→ PASSAGE
####################

What I think works is continuous, AI-powered simulation. Real-time phishing tests that use the same techniques the attackers use. Training that adapts to each person's failure patterns. And honestly? Building technical controls that don't depend on humans making the right call every single time, because increasingly, even trained humans can't tell the difference.
Deploy fraud awareness in every language your workforce speaks. Run simulations frequently, not annually. And accept that the human layer is your weakest link, not because people are dumb, but because the AI-powered attacks are just that good.
AI Security: Securing the Thing That's Changing Everything
This is the domain that didn't exist when I started my career, and it might be the most important one now.
Prompt injection is an unsolvable problem. I've said this publicly, and I'll say it again. No matter how much input validation you build, a determined attacker will get through. So where does the real security layer go? At the tool call boundary. At the database access point. That's where the enforcement has to happen.
We've been building and testing at this intersection: AI red teaming, AI governance, LLM security assessments, and AI supply chain security. The attack surface is enormous. MCP servers alone have introduced a whole new class of vulnerabilities. Command injection in 43% of implementations, path traversal in 22%, SSRF in 30%. CVEs scoring 9.4 on CVSS.
And then there are the attacks you can't even see coming. Google DeepMind recently published work on "Persona Hyperstition", the idea that the internet's narratives about AI models get scraped into training data, and the models start becoming the thing people say they are. It's not data poisoning in the traditional sense. It's cultural narrative manipulation. Indirect, deniable, and nearly impossible to filter for because the "attack" is just people talking about AI on the internet.
For security professionals, AI security is where I'd place my biggest bet. Understand AI from an architecture perspective. Build your own agents. Figure out MCP and multi-agent architectures. How do you do identity and access management, observability, input validation, output validation when it comes to agents? The confluence of AI/ML knowledge combined with cybersecurity is going to be a high-demand skill going forward.

####################

→ PARTS OF THE EXERCISE
• 1. Based on the passage about AI security, answer yes or no to each statement and quote the exact words that settle it. (a) The author advises running simulations once a year. (b) Command injection appears in 43% of MCP server implementations. (c) The author believes enough input validation can fully solve prompt injection.
• 2. Reproduce the part of the passage about AI security starting with "We've been building" and going on through "9.4 on CVSS.".
The rows after the passage are separate material with no connection to it.

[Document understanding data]
####################

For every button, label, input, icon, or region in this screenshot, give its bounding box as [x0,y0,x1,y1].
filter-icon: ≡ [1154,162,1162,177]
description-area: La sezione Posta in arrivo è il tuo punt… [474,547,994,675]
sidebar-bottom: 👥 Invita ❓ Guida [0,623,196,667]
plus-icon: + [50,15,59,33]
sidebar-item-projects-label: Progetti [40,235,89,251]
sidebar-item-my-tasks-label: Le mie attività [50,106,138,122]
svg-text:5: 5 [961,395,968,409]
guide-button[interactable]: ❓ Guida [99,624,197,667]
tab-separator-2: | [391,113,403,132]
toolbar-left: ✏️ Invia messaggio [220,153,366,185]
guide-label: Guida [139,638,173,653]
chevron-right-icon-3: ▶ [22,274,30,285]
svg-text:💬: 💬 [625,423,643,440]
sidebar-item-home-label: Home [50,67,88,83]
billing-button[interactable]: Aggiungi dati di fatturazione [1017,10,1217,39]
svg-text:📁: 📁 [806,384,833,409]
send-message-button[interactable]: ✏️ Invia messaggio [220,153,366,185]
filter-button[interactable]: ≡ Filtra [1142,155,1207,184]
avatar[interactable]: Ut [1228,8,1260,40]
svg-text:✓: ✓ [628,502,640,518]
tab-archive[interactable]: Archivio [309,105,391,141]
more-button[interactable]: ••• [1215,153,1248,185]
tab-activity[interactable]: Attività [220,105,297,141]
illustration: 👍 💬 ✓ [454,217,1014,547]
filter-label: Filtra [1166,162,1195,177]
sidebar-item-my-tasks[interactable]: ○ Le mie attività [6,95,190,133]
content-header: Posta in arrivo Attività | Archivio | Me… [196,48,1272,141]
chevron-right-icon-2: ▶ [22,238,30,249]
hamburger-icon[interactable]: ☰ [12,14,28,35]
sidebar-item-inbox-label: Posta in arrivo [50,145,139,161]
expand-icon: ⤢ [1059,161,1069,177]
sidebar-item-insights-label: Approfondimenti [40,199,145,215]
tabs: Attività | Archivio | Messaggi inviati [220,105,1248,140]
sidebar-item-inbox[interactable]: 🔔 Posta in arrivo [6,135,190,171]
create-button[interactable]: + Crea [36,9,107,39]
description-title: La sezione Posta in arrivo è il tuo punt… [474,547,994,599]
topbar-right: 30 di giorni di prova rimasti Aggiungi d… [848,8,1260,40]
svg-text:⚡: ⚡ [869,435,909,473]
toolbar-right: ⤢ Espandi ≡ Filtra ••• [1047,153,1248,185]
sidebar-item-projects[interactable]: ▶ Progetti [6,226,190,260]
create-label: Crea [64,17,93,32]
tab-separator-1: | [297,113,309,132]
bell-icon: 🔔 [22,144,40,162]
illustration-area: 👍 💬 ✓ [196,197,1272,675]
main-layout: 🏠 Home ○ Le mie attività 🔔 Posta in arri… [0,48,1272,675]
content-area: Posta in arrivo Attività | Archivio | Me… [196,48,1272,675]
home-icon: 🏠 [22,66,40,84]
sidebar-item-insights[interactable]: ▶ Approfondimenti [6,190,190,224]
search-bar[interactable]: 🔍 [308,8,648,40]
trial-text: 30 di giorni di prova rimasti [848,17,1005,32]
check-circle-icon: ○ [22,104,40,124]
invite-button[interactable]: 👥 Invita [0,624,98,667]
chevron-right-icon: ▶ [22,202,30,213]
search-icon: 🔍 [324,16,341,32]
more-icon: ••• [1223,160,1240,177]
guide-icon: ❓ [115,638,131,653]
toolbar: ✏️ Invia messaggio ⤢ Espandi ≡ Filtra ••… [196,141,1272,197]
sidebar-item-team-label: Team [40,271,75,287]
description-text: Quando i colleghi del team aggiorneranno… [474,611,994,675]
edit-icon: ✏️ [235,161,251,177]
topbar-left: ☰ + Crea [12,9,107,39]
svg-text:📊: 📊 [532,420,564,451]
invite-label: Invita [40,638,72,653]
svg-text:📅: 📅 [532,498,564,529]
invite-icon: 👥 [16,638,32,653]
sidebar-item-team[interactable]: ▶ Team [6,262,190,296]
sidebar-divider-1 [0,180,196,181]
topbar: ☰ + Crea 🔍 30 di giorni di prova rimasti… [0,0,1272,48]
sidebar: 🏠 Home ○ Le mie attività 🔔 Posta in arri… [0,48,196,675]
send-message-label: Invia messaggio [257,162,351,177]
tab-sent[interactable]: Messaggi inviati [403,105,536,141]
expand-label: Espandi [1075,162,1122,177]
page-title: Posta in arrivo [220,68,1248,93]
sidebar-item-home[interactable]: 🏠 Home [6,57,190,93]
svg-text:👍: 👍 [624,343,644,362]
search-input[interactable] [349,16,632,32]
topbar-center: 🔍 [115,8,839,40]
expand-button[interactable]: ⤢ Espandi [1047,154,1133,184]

####################

→ REPLIES
• 1.
(a) No: "Run simulations frequently, not annually."
(b) Yes: "Command injection in 43% of implementations"
(c) No: "Prompt injection is an unsolvable problem."

• 2.
We've been building and testing at this intersection: AI red teaming, AI governance, LLM security assessments, and AI supply chain security. The attack surface is enormous. MCP servers alone have introduced a whole new class of vulnerabilities. Command injection in 43% of implementations, path traversal in 22%, SSRF in 30%. CVEs scoring 9.4 on CVSS.